--- DATA TO USE ---

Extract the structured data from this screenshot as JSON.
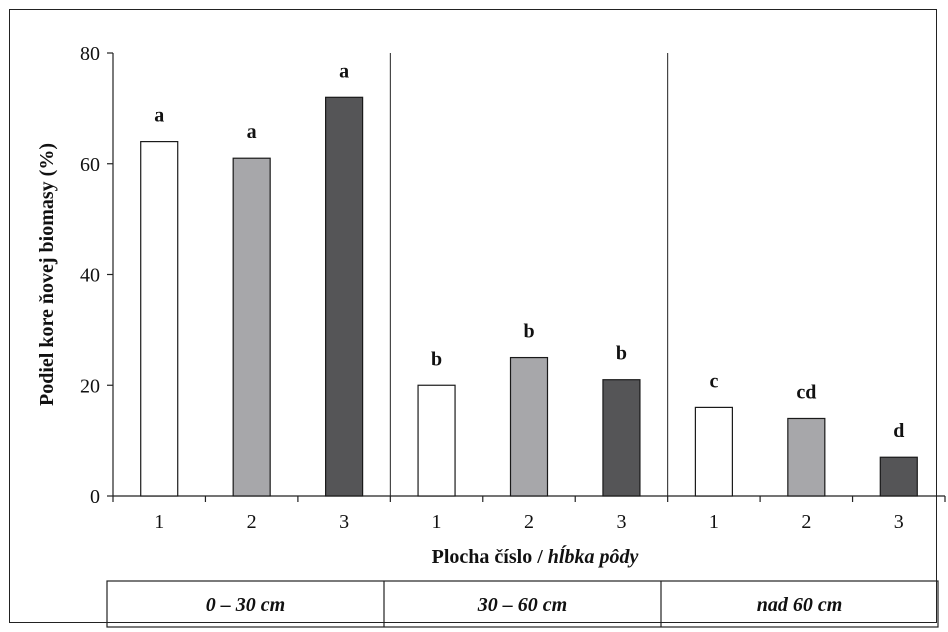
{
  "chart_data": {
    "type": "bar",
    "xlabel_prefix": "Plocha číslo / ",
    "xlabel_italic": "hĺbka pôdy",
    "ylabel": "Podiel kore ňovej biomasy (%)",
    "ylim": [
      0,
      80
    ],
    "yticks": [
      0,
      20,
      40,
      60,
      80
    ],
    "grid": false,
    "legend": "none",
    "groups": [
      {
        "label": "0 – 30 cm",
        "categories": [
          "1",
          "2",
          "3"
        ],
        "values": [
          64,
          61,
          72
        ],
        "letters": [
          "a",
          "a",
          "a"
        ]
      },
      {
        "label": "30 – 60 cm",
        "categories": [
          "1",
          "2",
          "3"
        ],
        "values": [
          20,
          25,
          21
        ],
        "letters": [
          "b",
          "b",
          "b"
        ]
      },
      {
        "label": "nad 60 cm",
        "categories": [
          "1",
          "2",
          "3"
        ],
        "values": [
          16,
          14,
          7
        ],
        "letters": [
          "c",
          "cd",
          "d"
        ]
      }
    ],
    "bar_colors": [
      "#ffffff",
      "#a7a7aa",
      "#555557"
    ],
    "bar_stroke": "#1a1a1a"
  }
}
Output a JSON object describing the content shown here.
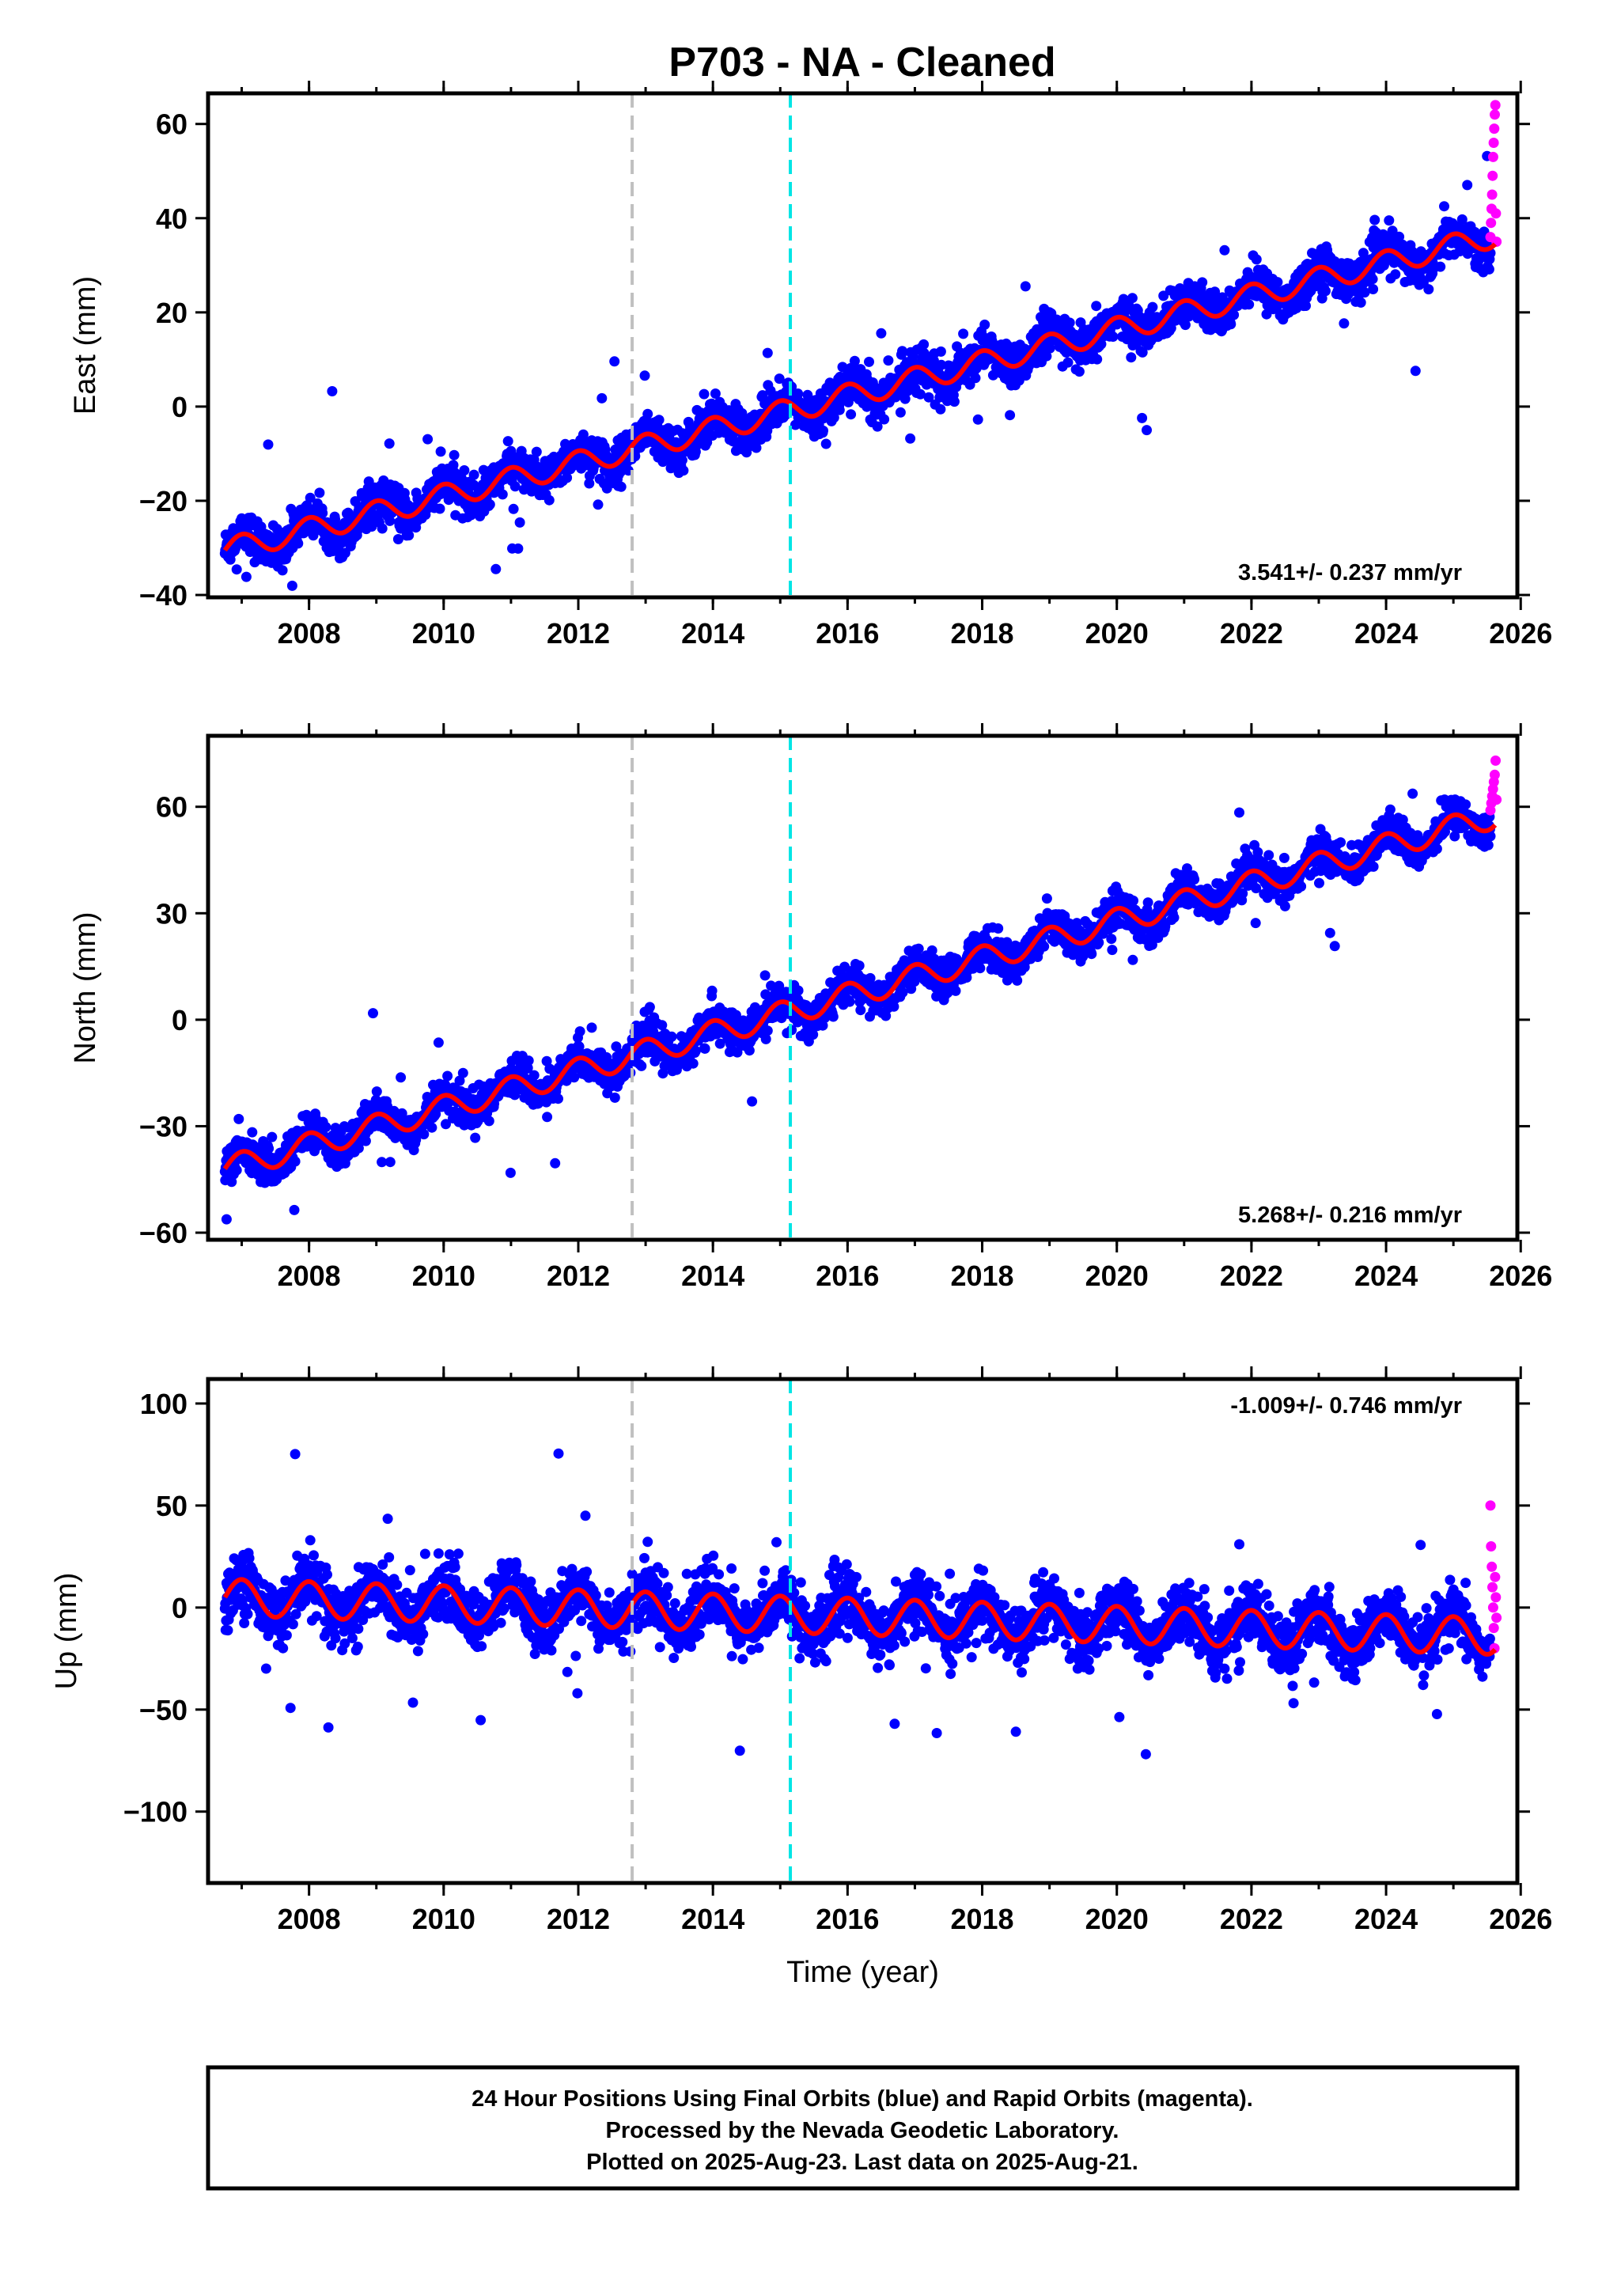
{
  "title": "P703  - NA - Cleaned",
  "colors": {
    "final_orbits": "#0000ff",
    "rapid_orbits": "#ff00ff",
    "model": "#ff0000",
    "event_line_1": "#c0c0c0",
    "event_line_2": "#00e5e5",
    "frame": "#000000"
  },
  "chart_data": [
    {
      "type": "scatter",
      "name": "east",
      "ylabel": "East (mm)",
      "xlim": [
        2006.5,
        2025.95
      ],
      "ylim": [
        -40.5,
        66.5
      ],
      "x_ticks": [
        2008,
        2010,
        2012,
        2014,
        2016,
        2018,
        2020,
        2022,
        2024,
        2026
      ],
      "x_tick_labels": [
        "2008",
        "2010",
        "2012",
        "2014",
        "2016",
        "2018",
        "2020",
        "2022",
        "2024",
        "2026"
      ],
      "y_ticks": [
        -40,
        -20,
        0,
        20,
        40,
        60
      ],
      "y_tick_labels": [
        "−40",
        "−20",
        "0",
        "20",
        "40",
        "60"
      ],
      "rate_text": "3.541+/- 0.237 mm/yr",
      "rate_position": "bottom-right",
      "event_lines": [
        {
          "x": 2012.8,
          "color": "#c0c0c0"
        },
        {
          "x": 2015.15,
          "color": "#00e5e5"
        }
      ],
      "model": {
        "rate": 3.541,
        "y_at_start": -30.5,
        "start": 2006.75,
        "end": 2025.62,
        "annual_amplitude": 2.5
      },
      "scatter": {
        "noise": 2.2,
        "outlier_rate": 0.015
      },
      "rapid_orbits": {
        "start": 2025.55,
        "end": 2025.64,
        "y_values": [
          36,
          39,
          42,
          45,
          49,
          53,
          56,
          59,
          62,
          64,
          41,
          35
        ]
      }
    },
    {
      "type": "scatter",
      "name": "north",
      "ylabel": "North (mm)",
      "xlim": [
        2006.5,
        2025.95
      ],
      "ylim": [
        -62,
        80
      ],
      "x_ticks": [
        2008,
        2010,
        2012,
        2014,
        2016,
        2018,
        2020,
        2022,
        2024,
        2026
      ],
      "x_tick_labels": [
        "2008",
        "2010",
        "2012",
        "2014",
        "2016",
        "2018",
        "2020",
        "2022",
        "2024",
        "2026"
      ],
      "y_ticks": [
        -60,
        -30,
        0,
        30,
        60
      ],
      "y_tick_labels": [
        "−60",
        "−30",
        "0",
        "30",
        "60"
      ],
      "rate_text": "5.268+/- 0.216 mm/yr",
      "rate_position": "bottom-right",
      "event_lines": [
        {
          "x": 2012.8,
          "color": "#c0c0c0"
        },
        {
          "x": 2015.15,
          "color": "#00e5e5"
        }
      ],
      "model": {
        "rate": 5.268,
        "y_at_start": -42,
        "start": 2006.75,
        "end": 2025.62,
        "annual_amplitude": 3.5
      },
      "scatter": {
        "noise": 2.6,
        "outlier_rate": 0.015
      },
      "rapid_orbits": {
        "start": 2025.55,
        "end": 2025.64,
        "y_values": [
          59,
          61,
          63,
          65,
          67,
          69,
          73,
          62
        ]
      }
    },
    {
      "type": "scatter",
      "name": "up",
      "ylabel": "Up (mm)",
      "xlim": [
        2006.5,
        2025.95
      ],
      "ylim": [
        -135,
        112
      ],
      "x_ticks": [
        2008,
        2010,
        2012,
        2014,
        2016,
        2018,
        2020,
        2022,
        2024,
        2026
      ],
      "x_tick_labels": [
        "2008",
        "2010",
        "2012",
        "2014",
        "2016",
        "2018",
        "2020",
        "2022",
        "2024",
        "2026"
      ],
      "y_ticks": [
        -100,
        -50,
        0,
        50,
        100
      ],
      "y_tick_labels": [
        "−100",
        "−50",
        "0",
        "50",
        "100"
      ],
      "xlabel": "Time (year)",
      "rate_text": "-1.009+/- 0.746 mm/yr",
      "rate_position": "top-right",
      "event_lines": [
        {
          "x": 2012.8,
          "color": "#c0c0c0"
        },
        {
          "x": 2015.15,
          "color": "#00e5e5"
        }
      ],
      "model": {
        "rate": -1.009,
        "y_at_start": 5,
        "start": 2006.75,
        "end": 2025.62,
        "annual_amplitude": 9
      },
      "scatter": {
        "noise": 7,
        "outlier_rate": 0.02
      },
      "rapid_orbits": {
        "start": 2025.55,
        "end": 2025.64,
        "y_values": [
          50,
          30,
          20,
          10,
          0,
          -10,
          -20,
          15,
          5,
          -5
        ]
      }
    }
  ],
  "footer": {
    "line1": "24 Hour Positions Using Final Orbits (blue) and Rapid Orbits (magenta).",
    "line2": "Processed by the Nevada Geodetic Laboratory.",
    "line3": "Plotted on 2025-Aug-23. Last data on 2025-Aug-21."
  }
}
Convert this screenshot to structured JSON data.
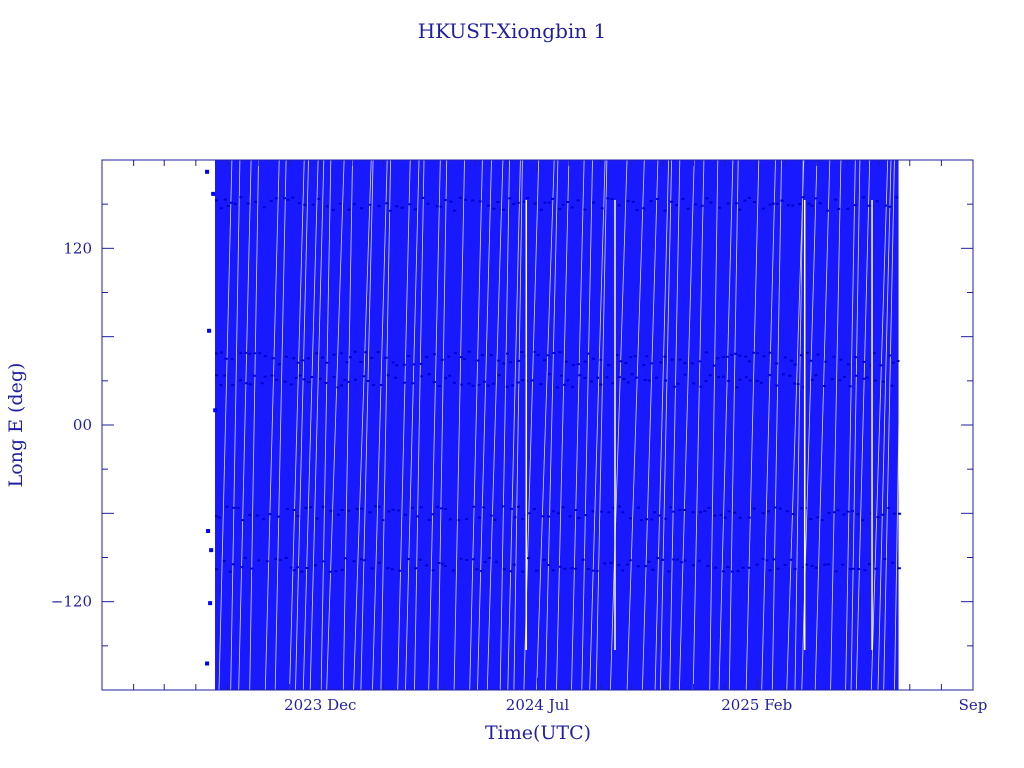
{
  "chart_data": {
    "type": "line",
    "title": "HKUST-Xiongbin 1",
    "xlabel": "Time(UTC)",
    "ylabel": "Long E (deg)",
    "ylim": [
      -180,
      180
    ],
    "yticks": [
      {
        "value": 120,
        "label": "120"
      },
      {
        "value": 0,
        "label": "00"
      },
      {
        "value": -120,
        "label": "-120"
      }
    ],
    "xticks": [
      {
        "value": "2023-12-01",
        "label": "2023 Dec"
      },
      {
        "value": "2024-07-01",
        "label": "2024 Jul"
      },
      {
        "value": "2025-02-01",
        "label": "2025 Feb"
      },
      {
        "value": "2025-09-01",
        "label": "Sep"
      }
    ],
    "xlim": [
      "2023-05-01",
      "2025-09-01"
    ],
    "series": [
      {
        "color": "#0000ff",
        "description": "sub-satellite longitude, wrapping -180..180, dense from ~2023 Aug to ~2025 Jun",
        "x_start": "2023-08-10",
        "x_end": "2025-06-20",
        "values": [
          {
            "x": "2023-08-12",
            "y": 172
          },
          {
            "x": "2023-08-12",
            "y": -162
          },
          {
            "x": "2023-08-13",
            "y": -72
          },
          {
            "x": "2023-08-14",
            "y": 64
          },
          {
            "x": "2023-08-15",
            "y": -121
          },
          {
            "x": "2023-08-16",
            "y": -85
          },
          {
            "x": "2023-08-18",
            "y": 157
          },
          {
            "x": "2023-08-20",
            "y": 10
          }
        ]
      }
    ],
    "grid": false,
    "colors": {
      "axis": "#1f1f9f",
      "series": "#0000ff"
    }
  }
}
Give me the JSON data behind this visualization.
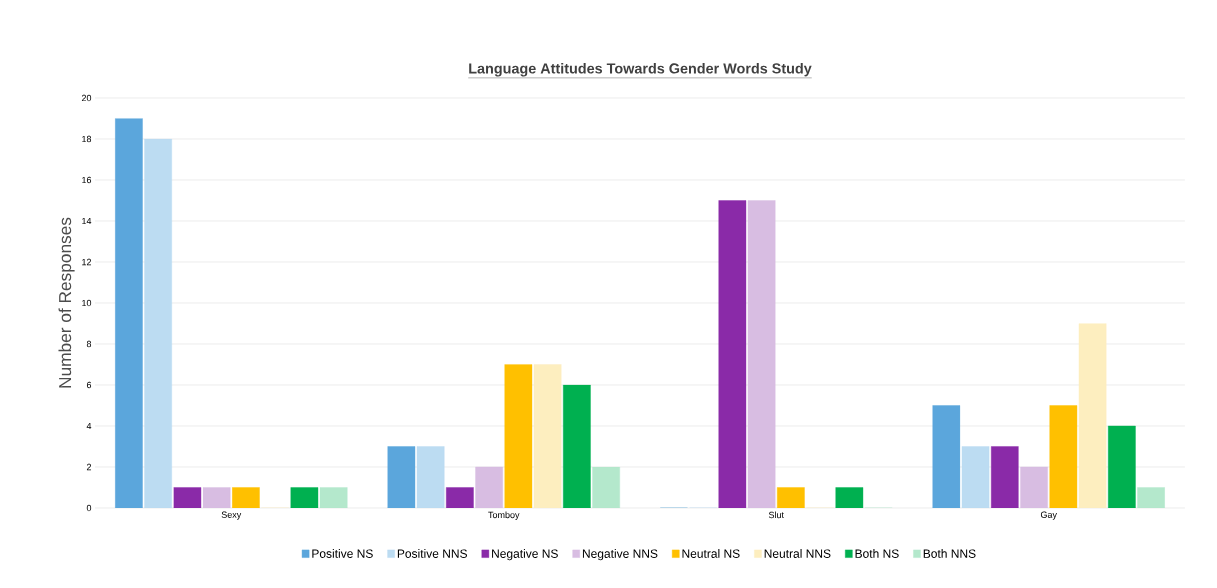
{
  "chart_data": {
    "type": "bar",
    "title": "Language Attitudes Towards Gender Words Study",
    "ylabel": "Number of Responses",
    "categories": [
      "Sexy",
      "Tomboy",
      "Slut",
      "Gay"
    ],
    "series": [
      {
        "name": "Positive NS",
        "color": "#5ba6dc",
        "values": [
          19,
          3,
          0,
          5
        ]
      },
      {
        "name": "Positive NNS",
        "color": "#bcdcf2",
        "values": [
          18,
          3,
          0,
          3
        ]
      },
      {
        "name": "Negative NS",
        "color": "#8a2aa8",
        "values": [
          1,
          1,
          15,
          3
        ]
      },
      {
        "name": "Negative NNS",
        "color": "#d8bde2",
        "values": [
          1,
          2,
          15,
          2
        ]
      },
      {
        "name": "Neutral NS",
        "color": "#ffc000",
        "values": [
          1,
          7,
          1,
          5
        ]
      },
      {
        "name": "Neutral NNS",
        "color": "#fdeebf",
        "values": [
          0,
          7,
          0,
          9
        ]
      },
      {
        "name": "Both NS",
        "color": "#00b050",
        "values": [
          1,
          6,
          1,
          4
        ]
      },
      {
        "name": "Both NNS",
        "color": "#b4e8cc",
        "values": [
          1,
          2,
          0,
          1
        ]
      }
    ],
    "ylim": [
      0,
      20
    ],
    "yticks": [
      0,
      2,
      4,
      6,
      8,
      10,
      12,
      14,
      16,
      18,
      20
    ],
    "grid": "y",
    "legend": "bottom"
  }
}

---

# PROBLEM TO SOLVE
Spot every line that holds "name" and copy it.

# THE ANSWER
      "name": "east",
      "name": "north",
      "name": "up",
        "name": "Positive NS",
        "name": "Positive NNS",
        "name": "Negative NS",
        "name": "Negative NNS",
        "name": "Neutral NS",
        "name": "Neutral NNS",
        "name": "Both NS",
        "name": "Both NNS",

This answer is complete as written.